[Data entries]
########
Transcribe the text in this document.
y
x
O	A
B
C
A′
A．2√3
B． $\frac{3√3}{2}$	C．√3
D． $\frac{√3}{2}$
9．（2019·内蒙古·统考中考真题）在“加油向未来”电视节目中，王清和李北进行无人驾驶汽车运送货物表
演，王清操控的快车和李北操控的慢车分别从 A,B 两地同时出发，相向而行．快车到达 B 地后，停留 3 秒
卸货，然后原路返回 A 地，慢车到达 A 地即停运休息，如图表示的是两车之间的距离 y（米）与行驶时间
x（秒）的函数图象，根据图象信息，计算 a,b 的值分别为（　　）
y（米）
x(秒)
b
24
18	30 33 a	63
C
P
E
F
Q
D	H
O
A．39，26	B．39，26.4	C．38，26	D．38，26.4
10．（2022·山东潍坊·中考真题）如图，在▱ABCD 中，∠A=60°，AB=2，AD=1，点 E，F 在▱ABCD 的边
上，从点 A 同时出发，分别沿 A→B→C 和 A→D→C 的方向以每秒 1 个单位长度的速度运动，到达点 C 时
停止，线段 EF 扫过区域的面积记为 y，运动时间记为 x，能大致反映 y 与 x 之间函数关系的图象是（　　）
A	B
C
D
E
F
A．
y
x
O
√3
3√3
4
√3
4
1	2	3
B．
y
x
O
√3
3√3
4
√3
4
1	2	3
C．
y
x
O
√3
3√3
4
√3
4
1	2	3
########
## [TASK OBJECTIVE]
Your task is to repeat every entry exactly.

## [PROBLEM SOLUTION]
Transcribe the text in this document.
y
x
O	A
B
C
A′
A．2√3
B． $\frac{3√3}{2}$	C．√3
D． $\frac{√3}{2}$
9．（2019·内蒙古·统考中考真题）在“加油向未来”电视节目中，王清和李北进行无人驾驶汽车运送货物表
演，王清操控的快车和李北操控的慢车分别从 A,B 两地同时出发，相向而行．快车到达 B 地后，停留 3 秒
卸货，然后原路返回 A 地，慢车到达 A 地即停运休息，如图表示的是两车之间的距离 y（米）与行驶时间
x（秒）的函数图象，根据图象信息，计算 a,b 的值分别为（　　）
y（米）
x(秒)
b
24
18	30 33 a	63
C
P
E
F
Q
D	H
O
A．39，26	B．39，26.4	C．38，26	D．38，26.4
10．（2022·山东潍坊·中考真题）如图，在▱ABCD 中，∠A=60°，AB=2，AD=1，点 E，F 在▱ABCD 的边
上，从点 A 同时出发，分别沿 A→B→C 和 A→D→C 的方向以每秒 1 个单位长度的速度运动，到达点 C 时
停止，线段 EF 扫过区域的面积记为 y，运动时间记为 x，能大致反映 y 与 x 之间函数关系的图象是（　　）
A	B
C
D
E
F
A．
y
x
O
√3
3√3
4
√3
4
1	2	3
B．
y
x
O
√3
3√3
4
√3
4
1	2	3
C．
y
x
O
√3
3√3
4
√3
4
1	2	3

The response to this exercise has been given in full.